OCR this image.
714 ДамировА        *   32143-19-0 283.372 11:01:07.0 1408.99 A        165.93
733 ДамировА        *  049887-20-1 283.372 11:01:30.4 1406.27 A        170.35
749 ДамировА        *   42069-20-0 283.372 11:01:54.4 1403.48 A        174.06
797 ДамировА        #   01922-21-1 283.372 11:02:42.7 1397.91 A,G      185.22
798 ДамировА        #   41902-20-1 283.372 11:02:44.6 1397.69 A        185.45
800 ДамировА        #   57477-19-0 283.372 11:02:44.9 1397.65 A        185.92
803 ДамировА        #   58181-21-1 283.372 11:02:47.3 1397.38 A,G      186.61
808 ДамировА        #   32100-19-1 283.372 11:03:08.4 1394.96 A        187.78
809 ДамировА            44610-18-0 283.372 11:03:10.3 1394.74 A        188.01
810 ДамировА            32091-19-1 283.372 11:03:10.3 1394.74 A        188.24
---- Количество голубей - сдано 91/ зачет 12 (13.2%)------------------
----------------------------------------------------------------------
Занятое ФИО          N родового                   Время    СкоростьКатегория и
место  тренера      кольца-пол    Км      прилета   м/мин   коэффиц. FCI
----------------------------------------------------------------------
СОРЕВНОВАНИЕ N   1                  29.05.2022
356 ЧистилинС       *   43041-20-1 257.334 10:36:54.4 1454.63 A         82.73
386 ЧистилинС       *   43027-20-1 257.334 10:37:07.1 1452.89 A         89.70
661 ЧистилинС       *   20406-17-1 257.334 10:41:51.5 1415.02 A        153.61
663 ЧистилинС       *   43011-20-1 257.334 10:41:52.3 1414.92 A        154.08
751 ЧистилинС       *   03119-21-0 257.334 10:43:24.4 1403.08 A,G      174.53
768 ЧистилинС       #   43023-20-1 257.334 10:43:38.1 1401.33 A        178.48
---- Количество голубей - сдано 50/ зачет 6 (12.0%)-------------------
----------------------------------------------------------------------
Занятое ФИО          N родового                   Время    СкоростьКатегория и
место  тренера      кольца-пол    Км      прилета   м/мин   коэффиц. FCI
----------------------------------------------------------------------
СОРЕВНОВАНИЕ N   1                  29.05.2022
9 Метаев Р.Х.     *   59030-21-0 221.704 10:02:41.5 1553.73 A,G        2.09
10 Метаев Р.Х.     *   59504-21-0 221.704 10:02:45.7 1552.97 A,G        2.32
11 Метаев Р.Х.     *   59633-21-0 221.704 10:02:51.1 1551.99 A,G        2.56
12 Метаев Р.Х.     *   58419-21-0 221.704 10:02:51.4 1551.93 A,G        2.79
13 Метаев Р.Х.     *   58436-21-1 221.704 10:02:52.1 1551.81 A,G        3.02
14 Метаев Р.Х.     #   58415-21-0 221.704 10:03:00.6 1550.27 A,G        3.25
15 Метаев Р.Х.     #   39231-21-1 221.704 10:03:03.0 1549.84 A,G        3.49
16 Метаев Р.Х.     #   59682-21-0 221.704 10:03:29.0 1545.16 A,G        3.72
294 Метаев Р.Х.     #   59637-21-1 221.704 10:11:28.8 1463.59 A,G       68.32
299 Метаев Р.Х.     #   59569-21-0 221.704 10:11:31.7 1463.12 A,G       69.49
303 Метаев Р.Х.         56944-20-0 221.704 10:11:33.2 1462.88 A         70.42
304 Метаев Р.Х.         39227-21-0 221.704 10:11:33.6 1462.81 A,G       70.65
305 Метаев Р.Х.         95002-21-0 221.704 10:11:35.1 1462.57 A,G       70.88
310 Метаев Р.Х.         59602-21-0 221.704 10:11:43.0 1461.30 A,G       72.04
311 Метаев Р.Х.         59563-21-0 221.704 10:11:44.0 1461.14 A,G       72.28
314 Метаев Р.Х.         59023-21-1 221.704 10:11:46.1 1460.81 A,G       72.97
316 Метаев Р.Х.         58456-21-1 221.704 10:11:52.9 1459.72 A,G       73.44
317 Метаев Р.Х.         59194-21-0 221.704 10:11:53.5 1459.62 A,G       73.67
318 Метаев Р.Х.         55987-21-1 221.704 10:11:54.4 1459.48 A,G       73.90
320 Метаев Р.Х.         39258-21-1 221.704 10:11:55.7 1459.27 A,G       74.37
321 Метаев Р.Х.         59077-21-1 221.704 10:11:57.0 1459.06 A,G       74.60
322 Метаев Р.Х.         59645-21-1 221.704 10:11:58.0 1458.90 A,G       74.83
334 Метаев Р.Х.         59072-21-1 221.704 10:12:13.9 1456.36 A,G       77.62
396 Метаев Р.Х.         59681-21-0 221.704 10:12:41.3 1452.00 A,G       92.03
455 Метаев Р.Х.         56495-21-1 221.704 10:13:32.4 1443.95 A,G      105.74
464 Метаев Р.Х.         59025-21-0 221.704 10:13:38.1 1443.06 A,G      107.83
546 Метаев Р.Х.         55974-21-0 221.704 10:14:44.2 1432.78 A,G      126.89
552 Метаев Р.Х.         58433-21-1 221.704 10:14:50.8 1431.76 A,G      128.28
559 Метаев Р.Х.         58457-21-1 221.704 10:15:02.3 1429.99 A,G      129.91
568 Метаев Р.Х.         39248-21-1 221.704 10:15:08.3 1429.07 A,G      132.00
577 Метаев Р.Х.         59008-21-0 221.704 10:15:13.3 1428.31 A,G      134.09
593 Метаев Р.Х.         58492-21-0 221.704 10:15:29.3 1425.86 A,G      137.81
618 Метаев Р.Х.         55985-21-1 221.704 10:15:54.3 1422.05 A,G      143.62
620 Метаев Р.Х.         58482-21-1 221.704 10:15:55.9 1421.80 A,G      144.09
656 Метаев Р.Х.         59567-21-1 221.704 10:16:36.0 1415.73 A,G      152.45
********************
▶ [TASK BRIEF] Repeat every line of the records above exactly.

▶ [CORRECT OUTPUT]
OCR this image.
714 ДамировА        *   32143-19-0 283.372 11:01:07.0 1408.99 A        165.93
733 ДамировА        *  049887-20-1 283.372 11:01:30.4 1406.27 A        170.35
749 ДамировА        *   42069-20-0 283.372 11:01:54.4 1403.48 A        174.06
797 ДамировА        #   01922-21-1 283.372 11:02:42.7 1397.91 A,G      185.22
798 ДамировА        #   41902-20-1 283.372 11:02:44.6 1397.69 A        185.45
800 ДамировА        #   57477-19-0 283.372 11:02:44.9 1397.65 A        185.92
803 ДамировА        #   58181-21-1 283.372 11:02:47.3 1397.38 A,G      186.61
808 ДамировА        #   32100-19-1 283.372 11:03:08.4 1394.96 A        187.78
809 ДамировА            44610-18-0 283.372 11:03:10.3 1394.74 A        188.01
810 ДамировА            32091-19-1 283.372 11:03:10.3 1394.74 A        188.24
---- Количество голубей - сдано 91/ зачет 12 (13.2%)------------------
----------------------------------------------------------------------
Занятое ФИО          N родового                   Время    СкоростьКатегория и
место  тренера      кольца-пол    Км      прилета   м/мин   коэффиц. FCI
----------------------------------------------------------------------
СОРЕВНОВАНИЕ N   1                  29.05.2022
356 ЧистилинС       *   43041-20-1 257.334 10:36:54.4 1454.63 A         82.73
386 ЧистилинС       *   43027-20-1 257.334 10:37:07.1 1452.89 A         89.70
661 ЧистилинС       *   20406-17-1 257.334 10:41:51.5 1415.02 A        153.61
663 ЧистилинС       *   43011-20-1 257.334 10:41:52.3 1414.92 A        154.08
751 ЧистилинС       *   03119-21-0 257.334 10:43:24.4 1403.08 A,G      174.53
768 ЧистилинС       #   43023-20-1 257.334 10:43:38.1 1401.33 A        178.48
---- Количество голубей - сдано 50/ зачет 6 (12.0%)-------------------
----------------------------------------------------------------------
Занятое ФИО          N родового                   Время    СкоростьКатегория и
место  тренера      кольца-пол    Км      прилета   м/мин   коэффиц. FCI
----------------------------------------------------------------------
СОРЕВНОВАНИЕ N   1                  29.05.2022
9 Метаев Р.Х.     *   59030-21-0 221.704 10:02:41.5 1553.73 A,G        2.09
10 Метаев Р.Х.     *   59504-21-0 221.704 10:02:45.7 1552.97 A,G        2.32
11 Метаев Р.Х.     *   59633-21-0 221.704 10:02:51.1 1551.99 A,G        2.56
12 Метаев Р.Х.     *   58419-21-0 221.704 10:02:51.4 1551.93 A,G        2.79
13 Метаев Р.Х.     *   58436-21-1 221.704 10:02:52.1 1551.81 A,G        3.02
14 Метаев Р.Х.     #   58415-21-0 221.704 10:03:00.6 1550.27 A,G        3.25
15 Метаев Р.Х.     #   39231-21-1 221.704 10:03:03.0 1549.84 A,G        3.49
16 Метаев Р.Х.     #   59682-21-0 221.704 10:03:29.0 1545.16 A,G        3.72
294 Метаев Р.Х.     #   59637-21-1 221.704 10:11:28.8 1463.59 A,G       68.32
299 Метаев Р.Х.     #   59569-21-0 221.704 10:11:31.7 1463.12 A,G       69.49
303 Метаев Р.Х.         56944-20-0 221.704 10:11:33.2 1462.88 A         70.42
304 Метаев Р.Х.         39227-21-0 221.704 10:11:33.6 1462.81 A,G       70.65
305 Метаев Р.Х.         95002-21-0 221.704 10:11:35.1 1462.57 A,G       70.88
310 Метаев Р.Х.         59602-21-0 221.704 10:11:43.0 1461.30 A,G       72.04
311 Метаев Р.Х.         59563-21-0 221.704 10:11:44.0 1461.14 A,G       72.28
314 Метаев Р.Х.         59023-21-1 221.704 10:11:46.1 1460.81 A,G       72.97
316 Метаев Р.Х.         58456-21-1 221.704 10:11:52.9 1459.72 A,G       73.44
317 Метаев Р.Х.         59194-21-0 221.704 10:11:53.5 1459.62 A,G       73.67
318 Метаев Р.Х.         55987-21-1 221.704 10:11:54.4 1459.48 A,G       73.90
320 Метаев Р.Х.         39258-21-1 221.704 10:11:55.7 1459.27 A,G       74.37
321 Метаев Р.Х.         59077-21-1 221.704 10:11:57.0 1459.06 A,G       74.60
322 Метаев Р.Х.         59645-21-1 221.704 10:11:58.0 1458.90 A,G       74.83
334 Метаев Р.Х.         59072-21-1 221.704 10:12:13.9 1456.36 A,G       77.62
396 Метаев Р.Х.         59681-21-0 221.704 10:12:41.3 1452.00 A,G       92.03
455 Метаев Р.Х.         56495-21-1 221.704 10:13:32.4 1443.95 A,G      105.74
464 Метаев Р.Х.         59025-21-0 221.704 10:13:38.1 1443.06 A,G      107.83
546 Метаев Р.Х.         55974-21-0 221.704 10:14:44.2 1432.78 A,G      126.89
552 Метаев Р.Х.         58433-21-1 221.704 10:14:50.8 1431.76 A,G      128.28
559 Метаев Р.Х.         58457-21-1 221.704 10:15:02.3 1429.99 A,G      129.91
568 Метаев Р.Х.         39248-21-1 221.704 10:15:08.3 1429.07 A,G      132.00
577 Метаев Р.Х.         59008-21-0 221.704 10:15:13.3 1428.31 A,G      134.09
593 Метаев Р.Х.         58492-21-0 221.704 10:15:29.3 1425.86 A,G      137.81
618 Метаев Р.Х.         55985-21-1 221.704 10:15:54.3 1422.05 A,G      143.62
620 Метаев Р.Х.         58482-21-1 221.704 10:15:55.9 1421.80 A,G      144.09
656 Метаев Р.Х.         59567-21-1 221.704 10:16:36.0 1415.73 A,G      152.45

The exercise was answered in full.